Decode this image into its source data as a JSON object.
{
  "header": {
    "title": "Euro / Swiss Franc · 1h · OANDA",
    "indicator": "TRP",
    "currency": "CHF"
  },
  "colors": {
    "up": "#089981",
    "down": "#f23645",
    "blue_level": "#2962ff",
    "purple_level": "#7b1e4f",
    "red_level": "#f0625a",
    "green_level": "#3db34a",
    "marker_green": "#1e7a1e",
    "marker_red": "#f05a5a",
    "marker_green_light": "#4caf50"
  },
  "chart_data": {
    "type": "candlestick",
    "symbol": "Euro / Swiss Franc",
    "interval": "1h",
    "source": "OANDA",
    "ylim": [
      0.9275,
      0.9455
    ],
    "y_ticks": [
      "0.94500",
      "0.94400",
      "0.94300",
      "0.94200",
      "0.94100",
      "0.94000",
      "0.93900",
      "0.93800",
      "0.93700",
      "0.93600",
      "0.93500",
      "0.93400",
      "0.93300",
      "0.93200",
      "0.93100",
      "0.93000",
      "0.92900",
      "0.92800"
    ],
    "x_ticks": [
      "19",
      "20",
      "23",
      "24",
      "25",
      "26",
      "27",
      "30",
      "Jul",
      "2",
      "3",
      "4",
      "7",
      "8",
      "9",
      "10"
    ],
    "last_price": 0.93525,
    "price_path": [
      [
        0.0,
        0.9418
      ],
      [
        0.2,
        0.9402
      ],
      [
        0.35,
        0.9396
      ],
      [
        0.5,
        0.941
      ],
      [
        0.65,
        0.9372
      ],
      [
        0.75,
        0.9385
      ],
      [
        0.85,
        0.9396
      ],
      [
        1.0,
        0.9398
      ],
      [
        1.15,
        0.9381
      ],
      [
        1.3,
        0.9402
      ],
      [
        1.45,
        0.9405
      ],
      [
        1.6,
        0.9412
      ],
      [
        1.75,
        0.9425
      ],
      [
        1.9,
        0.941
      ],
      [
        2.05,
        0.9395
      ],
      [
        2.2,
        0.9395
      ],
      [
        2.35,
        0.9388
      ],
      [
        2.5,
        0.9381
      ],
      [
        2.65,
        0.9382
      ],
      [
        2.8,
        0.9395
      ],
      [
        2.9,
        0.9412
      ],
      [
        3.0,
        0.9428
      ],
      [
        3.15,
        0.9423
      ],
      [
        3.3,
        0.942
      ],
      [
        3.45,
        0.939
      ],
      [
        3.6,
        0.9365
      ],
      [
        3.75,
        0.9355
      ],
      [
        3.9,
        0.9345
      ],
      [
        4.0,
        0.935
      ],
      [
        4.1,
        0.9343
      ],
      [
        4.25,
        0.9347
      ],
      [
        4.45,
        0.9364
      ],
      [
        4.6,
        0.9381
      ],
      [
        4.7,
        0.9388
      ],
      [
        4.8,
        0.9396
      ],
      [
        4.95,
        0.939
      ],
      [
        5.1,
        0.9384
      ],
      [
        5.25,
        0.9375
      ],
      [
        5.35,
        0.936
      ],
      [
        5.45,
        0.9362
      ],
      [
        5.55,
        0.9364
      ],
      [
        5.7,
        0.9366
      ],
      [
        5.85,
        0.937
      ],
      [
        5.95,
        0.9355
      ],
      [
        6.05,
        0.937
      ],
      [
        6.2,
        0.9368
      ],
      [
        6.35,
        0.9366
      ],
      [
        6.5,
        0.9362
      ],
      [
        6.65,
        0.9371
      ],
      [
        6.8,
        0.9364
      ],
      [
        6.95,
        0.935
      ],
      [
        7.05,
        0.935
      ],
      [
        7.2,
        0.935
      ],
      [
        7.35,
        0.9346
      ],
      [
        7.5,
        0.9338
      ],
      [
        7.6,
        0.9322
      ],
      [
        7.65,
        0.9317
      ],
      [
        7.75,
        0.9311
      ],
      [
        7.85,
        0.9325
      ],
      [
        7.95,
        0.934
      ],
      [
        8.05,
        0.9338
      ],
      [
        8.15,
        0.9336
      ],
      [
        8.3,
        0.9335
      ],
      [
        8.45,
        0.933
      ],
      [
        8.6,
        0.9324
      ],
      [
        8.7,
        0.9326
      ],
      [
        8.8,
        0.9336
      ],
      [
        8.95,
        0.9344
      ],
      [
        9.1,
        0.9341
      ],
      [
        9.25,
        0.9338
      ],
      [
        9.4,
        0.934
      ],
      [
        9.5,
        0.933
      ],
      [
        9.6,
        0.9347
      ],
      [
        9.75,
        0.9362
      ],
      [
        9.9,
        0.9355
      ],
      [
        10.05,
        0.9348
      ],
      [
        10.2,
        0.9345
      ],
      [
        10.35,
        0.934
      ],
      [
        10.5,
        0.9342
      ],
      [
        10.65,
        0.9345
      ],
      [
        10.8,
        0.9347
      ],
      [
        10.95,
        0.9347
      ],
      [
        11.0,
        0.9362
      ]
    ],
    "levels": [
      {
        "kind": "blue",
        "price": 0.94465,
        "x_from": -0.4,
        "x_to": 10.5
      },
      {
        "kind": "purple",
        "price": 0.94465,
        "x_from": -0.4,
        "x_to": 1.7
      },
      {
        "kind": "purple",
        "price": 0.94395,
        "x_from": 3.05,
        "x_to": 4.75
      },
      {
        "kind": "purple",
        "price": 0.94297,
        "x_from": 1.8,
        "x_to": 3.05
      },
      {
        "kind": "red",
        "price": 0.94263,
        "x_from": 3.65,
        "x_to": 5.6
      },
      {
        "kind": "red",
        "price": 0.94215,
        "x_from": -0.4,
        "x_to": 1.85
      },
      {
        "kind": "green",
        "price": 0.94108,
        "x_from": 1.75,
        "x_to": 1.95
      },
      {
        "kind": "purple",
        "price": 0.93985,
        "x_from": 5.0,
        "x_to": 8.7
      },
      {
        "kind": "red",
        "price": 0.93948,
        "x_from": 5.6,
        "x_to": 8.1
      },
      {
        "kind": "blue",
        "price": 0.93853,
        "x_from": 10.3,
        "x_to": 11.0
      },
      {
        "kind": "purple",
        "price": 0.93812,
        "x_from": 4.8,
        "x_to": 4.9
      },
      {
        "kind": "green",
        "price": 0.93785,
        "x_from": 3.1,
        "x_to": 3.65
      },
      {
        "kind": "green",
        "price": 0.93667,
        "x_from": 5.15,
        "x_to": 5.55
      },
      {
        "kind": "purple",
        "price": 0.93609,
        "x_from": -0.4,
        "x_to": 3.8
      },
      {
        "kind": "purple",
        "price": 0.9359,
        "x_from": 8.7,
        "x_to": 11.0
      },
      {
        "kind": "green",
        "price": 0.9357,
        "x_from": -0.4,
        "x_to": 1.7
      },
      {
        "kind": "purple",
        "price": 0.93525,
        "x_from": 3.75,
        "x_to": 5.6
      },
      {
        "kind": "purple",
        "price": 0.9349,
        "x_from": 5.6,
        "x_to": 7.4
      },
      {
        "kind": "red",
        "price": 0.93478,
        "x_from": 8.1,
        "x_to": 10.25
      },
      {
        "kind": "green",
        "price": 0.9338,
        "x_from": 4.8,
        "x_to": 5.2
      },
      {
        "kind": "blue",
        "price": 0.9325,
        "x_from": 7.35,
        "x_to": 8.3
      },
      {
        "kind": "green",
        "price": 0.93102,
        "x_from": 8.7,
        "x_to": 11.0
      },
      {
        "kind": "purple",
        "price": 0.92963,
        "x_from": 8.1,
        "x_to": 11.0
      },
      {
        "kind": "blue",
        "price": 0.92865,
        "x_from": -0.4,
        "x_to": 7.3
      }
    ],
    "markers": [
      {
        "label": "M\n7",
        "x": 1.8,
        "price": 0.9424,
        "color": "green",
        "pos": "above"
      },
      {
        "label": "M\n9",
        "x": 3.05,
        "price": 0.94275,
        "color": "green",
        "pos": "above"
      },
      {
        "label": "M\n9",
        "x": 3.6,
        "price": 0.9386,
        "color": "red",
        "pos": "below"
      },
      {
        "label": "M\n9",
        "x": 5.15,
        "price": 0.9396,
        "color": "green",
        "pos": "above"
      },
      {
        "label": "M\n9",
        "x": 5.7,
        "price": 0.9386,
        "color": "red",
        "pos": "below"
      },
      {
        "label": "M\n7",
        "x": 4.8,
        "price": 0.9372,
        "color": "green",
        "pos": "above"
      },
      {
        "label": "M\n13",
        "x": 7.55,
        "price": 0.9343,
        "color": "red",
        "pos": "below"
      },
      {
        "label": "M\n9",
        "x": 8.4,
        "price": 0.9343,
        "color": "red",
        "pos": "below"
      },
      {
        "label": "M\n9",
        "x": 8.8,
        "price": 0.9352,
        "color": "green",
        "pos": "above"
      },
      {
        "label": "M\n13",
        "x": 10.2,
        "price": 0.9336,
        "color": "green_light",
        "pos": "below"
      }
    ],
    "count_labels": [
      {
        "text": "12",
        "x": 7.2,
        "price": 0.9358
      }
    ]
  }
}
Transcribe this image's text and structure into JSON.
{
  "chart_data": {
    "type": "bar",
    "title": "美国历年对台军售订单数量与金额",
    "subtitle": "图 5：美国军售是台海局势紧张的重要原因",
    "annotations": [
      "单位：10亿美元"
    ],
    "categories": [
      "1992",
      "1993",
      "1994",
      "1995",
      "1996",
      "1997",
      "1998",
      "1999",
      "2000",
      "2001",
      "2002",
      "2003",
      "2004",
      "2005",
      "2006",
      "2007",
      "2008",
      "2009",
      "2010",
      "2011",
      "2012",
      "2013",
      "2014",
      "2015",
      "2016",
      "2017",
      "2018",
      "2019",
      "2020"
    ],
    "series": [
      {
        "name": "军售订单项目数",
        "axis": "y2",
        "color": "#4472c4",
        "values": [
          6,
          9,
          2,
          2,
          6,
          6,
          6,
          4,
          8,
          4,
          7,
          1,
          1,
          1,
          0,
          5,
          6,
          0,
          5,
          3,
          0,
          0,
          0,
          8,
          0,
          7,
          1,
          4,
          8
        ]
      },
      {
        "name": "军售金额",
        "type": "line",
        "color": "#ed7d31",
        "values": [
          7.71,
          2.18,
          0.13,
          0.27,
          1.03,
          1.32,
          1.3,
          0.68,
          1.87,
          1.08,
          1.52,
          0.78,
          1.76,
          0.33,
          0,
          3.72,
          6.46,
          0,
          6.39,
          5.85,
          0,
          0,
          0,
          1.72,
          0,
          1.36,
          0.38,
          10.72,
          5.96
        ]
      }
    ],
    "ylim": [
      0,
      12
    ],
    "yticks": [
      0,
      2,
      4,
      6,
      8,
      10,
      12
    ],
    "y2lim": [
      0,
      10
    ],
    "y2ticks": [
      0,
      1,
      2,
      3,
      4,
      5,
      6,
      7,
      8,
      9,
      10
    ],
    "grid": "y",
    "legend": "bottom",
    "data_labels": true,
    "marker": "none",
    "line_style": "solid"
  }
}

* [Stated goal]: Gather each line holding the string "JSON".

* [The output]:
Decode this image into its source data as a JSON object.
Transcribe this image's text and structure into JSON.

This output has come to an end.